Filter the lines below, copying only those with the string "within".

PROVIDED INFORMATION:
=-=-=-=-=
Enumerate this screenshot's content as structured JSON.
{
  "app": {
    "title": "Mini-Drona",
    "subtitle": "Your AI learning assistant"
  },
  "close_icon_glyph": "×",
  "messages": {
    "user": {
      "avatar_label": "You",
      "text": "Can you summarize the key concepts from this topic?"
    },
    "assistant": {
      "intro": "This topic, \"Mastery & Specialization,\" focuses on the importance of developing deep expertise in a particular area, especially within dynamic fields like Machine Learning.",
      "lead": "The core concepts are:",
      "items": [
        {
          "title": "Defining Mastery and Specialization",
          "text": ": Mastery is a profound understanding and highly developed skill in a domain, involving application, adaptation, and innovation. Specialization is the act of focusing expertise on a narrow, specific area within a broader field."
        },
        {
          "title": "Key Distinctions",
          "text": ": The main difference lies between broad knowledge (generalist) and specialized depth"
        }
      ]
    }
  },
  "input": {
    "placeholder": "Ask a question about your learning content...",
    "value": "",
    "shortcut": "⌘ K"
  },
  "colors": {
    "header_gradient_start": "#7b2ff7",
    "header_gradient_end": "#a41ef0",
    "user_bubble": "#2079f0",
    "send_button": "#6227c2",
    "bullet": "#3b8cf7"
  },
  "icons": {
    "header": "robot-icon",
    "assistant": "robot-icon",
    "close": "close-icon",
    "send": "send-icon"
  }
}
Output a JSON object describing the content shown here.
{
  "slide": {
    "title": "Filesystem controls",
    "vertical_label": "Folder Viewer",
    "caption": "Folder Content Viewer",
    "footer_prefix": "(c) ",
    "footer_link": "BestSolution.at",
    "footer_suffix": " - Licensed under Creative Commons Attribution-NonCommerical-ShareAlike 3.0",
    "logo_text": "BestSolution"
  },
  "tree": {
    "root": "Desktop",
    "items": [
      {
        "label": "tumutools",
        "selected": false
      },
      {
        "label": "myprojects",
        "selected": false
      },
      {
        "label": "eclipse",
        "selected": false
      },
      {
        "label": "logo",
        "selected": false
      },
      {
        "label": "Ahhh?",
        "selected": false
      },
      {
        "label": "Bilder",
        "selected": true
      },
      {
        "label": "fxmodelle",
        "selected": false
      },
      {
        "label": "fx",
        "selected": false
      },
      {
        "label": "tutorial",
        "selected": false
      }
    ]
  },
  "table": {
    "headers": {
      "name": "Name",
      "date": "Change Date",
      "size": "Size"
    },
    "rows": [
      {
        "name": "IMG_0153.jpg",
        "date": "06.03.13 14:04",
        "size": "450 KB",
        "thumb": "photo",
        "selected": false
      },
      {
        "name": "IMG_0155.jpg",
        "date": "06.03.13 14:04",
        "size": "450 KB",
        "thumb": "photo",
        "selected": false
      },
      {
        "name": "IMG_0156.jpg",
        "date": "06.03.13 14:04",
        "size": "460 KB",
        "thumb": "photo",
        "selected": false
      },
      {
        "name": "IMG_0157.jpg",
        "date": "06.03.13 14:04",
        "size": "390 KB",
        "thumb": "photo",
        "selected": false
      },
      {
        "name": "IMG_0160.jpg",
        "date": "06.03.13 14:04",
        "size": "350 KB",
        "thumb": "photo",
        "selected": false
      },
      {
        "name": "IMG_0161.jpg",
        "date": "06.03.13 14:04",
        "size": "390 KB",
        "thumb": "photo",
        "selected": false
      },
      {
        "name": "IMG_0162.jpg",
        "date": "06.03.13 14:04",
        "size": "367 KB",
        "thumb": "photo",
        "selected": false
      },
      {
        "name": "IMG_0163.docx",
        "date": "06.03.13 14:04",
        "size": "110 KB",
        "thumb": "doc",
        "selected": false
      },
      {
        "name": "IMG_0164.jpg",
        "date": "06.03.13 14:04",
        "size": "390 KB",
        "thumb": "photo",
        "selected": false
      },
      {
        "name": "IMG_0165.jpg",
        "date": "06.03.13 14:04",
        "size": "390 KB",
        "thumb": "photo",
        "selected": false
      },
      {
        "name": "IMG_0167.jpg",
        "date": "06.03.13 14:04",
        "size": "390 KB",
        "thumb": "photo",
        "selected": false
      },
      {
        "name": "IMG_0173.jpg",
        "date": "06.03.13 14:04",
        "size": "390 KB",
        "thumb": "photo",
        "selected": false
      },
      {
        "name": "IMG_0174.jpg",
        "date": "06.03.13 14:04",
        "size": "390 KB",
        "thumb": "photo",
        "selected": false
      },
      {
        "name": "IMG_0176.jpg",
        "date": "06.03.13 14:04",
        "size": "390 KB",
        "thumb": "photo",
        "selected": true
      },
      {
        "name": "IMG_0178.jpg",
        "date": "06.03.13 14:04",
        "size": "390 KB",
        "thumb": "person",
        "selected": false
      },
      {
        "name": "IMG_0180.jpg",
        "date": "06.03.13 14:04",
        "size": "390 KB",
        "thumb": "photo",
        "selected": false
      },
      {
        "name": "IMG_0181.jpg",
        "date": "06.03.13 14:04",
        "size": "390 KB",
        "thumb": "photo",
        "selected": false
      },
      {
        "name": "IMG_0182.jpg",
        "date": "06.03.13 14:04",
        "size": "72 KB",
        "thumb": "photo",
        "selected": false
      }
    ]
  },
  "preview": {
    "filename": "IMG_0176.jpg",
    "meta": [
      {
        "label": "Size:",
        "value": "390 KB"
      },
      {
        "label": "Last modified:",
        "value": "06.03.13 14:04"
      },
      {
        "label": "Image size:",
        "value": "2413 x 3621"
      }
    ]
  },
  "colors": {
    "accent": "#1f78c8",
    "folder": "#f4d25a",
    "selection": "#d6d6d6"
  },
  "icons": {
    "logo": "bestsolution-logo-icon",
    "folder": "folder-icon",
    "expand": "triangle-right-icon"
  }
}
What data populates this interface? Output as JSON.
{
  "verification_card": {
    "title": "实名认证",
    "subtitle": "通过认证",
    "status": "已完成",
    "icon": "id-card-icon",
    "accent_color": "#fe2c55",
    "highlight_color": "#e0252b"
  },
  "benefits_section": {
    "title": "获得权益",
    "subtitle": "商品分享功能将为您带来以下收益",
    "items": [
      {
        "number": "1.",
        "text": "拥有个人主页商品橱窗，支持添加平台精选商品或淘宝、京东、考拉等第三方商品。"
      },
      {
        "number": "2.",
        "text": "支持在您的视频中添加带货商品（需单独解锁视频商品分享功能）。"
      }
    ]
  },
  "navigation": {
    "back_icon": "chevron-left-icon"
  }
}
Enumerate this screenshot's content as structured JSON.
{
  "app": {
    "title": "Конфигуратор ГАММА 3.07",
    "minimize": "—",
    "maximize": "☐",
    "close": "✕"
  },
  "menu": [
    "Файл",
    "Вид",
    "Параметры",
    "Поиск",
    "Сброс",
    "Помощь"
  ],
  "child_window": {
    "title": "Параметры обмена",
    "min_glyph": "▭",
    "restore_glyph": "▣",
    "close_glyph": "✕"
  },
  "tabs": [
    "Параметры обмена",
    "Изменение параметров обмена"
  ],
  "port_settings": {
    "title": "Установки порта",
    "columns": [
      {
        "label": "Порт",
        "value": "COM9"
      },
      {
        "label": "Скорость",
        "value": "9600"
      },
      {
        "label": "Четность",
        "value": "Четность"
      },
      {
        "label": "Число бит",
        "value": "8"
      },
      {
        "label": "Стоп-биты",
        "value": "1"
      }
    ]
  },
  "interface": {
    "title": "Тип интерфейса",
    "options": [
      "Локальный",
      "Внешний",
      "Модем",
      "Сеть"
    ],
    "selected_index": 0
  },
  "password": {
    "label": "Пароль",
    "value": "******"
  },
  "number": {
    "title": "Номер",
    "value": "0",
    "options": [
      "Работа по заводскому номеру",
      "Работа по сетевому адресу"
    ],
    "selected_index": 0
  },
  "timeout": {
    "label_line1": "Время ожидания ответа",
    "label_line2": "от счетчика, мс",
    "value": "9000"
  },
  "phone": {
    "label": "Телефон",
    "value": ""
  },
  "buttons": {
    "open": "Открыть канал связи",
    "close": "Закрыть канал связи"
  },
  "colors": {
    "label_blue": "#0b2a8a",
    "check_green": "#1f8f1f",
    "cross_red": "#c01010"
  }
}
=-=-=-=-=
WRITTEN ANSWER:
      "intro": "This topic, \"Mastery & Specialization,\" focuses on the importance of developing deep expertise in a particular area, especially within dynamic fields like Machine Learning.",
          "text": ": Mastery is a profound understanding and highly developed skill in a domain, involving application, adaptation, and innovation. Specialization is the act of focusing expertise on a narrow, specific area within a broader field."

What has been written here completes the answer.